Exercise objective: From the listing below, pull each line that includes "عليه".

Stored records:
--------------------------------
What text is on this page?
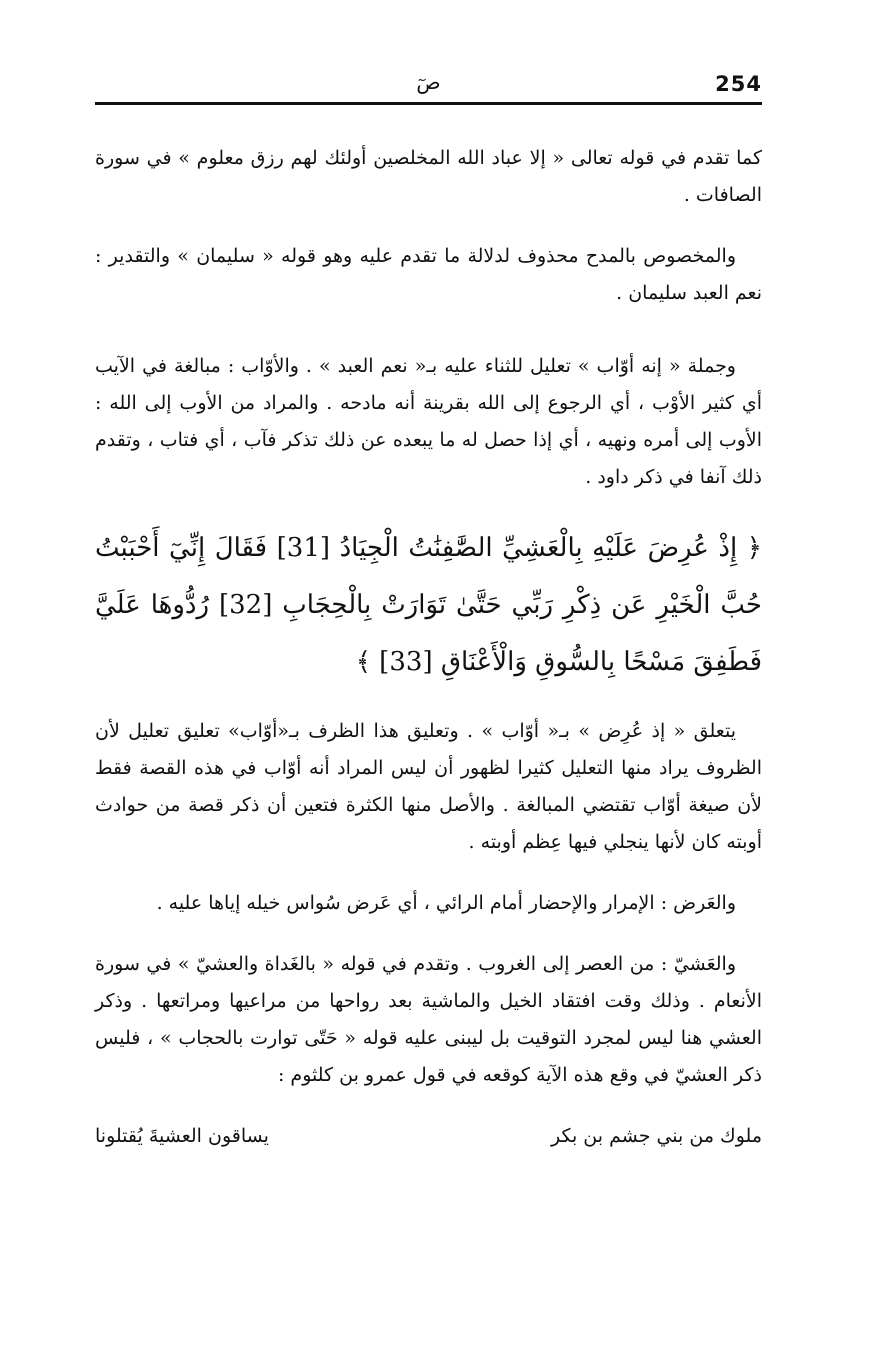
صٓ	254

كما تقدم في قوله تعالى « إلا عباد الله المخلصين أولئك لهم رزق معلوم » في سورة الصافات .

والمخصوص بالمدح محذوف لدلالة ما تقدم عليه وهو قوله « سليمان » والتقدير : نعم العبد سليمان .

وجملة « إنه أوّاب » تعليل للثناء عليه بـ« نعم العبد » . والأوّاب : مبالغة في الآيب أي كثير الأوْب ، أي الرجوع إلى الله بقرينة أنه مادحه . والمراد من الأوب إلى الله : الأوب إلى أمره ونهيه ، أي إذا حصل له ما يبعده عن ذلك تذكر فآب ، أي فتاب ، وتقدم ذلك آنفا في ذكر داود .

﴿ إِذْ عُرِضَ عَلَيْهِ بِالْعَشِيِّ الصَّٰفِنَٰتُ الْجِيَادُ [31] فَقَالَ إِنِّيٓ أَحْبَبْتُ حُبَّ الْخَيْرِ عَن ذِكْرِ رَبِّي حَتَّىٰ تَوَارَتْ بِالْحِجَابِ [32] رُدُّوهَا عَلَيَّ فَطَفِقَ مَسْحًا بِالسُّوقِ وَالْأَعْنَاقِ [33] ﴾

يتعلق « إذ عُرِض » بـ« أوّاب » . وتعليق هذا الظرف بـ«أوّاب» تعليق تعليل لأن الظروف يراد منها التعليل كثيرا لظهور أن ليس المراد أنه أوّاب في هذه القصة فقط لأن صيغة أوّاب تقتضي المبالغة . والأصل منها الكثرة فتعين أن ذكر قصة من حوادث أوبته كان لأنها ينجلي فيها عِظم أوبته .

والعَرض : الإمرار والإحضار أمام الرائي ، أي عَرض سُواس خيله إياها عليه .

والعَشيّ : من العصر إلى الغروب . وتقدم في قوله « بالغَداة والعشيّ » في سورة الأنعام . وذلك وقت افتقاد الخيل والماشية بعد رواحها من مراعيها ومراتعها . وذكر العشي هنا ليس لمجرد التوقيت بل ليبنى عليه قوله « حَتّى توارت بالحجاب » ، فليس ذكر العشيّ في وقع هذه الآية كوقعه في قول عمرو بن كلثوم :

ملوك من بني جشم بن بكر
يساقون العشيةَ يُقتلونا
--------------------------------
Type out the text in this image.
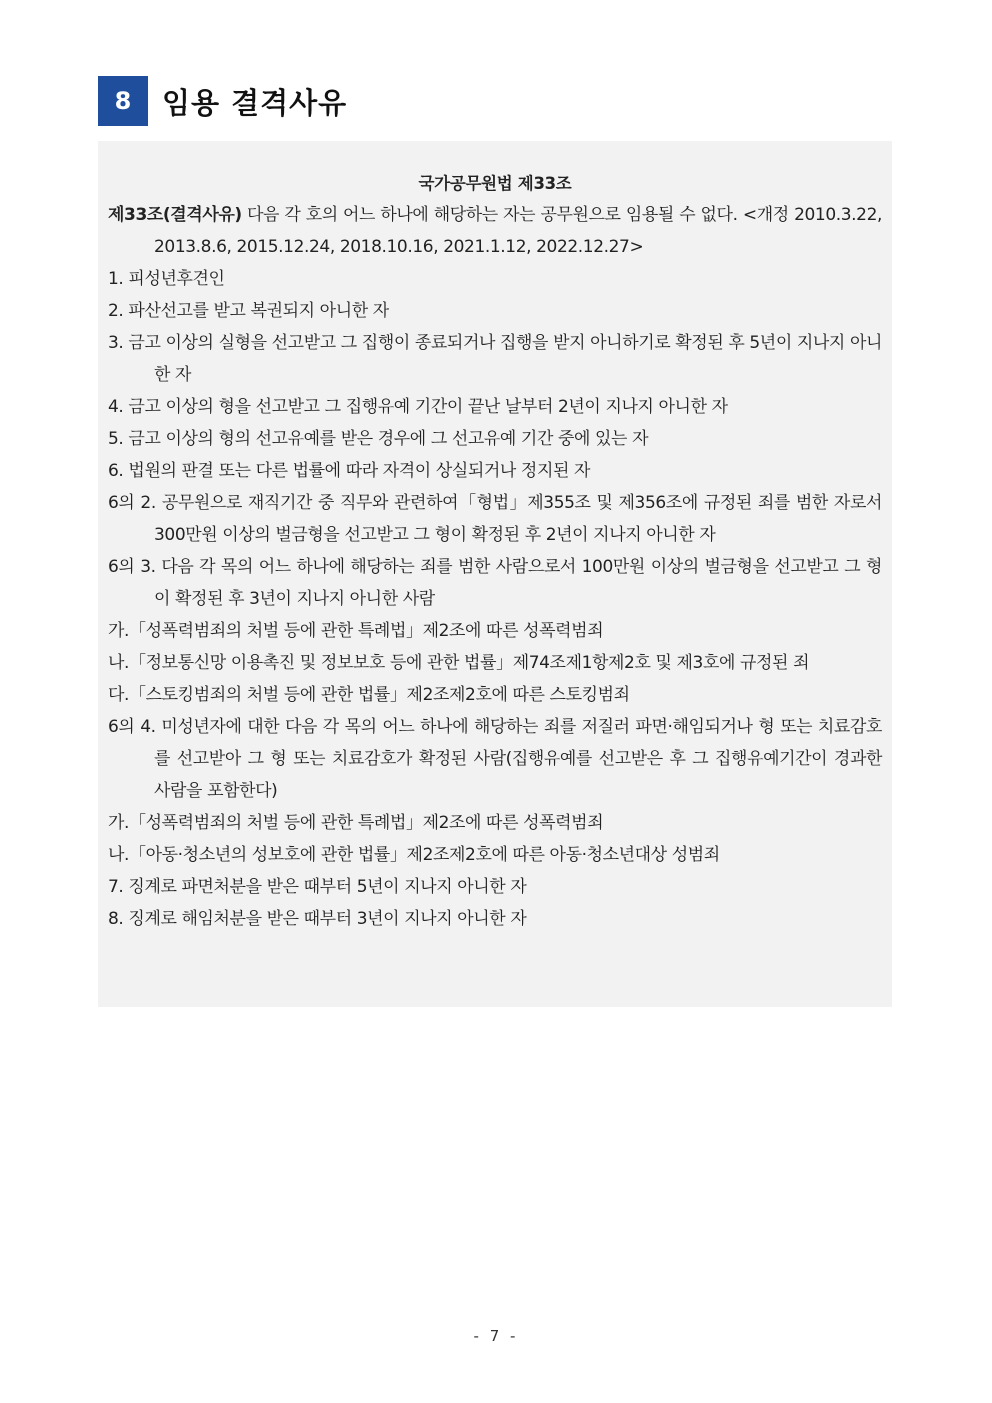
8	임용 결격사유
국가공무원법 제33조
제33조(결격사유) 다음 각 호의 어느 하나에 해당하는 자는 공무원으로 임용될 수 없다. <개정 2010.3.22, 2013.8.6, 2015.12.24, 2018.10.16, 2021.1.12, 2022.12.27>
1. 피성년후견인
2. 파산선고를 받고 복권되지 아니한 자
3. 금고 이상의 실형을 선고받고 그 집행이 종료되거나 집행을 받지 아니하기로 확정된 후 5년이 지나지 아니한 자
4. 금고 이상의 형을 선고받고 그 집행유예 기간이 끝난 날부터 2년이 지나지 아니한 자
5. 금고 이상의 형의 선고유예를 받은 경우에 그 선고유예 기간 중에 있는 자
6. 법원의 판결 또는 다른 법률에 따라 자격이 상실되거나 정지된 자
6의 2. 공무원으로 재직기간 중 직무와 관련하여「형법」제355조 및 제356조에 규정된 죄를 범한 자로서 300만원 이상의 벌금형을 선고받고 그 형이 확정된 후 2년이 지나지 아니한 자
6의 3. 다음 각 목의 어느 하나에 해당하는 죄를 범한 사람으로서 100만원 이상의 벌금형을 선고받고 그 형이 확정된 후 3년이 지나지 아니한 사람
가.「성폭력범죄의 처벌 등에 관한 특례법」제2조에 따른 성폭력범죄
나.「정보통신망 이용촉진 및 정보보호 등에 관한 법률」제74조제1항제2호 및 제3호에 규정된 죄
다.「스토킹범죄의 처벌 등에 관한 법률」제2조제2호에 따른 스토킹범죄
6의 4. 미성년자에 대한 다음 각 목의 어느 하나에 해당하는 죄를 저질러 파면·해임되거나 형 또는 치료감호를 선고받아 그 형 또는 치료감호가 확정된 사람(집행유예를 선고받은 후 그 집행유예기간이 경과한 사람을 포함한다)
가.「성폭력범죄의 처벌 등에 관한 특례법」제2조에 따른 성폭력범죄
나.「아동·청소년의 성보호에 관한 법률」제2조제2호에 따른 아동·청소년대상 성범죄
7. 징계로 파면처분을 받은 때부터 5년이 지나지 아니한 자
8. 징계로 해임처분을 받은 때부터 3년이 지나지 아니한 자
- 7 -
--------------------------------
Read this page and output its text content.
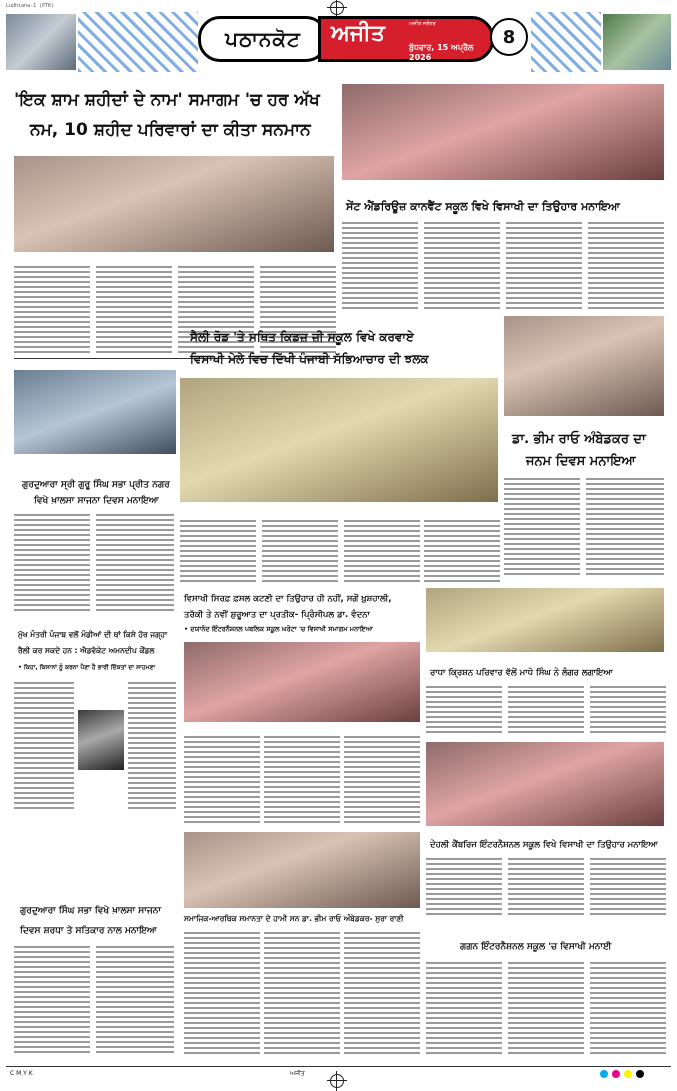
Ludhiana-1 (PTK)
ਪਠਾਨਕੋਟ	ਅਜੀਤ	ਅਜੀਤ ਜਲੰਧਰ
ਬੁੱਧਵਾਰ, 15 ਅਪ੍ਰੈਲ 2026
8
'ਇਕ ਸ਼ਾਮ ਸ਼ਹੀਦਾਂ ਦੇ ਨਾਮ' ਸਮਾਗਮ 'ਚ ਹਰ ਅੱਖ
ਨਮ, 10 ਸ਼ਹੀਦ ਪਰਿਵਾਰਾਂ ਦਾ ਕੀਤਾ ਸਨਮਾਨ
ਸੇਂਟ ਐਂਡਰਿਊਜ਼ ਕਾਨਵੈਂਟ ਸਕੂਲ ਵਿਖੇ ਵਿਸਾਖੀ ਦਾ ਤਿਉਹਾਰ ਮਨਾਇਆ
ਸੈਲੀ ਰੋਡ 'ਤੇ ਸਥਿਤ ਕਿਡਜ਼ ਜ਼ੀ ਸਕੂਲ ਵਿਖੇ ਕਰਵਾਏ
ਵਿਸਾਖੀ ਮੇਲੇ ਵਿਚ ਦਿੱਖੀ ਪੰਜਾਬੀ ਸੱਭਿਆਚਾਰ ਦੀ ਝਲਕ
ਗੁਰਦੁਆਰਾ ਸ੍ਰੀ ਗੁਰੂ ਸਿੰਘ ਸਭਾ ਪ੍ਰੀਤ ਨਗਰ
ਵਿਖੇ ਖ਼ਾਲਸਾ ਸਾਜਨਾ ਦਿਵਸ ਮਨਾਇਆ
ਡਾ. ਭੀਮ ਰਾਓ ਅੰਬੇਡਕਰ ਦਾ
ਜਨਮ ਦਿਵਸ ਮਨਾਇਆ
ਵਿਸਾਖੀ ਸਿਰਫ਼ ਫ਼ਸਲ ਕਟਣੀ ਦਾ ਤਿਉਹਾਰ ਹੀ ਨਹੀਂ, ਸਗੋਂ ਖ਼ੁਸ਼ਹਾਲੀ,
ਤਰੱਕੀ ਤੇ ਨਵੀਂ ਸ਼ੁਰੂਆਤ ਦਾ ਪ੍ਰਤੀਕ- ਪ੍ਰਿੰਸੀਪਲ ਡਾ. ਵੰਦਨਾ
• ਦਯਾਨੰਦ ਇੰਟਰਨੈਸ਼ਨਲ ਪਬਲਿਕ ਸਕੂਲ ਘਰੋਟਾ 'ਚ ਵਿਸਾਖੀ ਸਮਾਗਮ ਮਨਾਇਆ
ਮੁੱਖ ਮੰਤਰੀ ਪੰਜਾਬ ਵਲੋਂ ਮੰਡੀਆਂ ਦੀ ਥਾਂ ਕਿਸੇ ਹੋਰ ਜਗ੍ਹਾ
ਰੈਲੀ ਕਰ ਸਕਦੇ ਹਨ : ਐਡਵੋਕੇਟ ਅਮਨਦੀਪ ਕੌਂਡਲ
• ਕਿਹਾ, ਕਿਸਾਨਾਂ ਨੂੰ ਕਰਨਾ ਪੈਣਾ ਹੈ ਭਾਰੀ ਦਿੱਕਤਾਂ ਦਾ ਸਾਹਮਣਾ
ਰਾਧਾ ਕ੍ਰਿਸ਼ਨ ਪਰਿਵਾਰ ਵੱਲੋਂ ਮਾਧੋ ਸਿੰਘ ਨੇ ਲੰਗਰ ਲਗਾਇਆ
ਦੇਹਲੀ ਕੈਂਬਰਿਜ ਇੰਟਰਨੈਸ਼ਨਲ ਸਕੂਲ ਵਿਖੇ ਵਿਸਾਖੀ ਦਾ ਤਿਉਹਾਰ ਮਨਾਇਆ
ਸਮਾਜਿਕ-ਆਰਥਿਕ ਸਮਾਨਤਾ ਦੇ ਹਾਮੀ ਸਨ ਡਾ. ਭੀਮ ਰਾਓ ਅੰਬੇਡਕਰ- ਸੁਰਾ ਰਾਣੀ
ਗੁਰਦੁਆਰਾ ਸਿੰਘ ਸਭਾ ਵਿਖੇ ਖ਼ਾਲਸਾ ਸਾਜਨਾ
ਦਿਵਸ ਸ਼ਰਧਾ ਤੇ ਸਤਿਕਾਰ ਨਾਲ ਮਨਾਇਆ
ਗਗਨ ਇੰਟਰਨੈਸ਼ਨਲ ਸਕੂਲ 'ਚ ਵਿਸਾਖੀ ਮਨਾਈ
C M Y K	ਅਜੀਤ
--------------------------------
Written answer:
والمخصوص بالمدح محذوف لدلالة ما تقدم عليه وهو قوله « سليمان » والتقدير : نعم العبد سليمان .
وجملة « إنه أوّاب » تعليل للثناء عليه بـ« نعم العبد » . والأوّاب : مبالغة في الآيب أي كثير الأوْب ، أي الرجوع إلى الله بقرينة أنه مادحه . والمراد من الأوب إلى الله : الأوب إلى أمره ونهيه ، أي إذا حصل له ما يبعده عن ذلك تذكر فآب ، أي فتاب ، وتقدم ذلك آنفا في ذكر داود .
والعَرض : الإمرار والإحضار أمام الرائي ، أي عَرض سُواس خيله إياها عليه .
والعَشيّ : من العصر إلى الغروب . وتقدم في قوله « بالغَداة والعشيّ » في سورة الأنعام . وذلك وقت افتقاد الخيل والماشية بعد رواحها من مراعيها ومراتعها . وذكر العشي هنا ليس لمجرد التوقيت بل ليبنى عليه قوله « حَتّى توارت بالحجاب » ، فليس ذكر العشيّ في وقع هذه الآية كوقعه في قول عمرو بن كلثوم :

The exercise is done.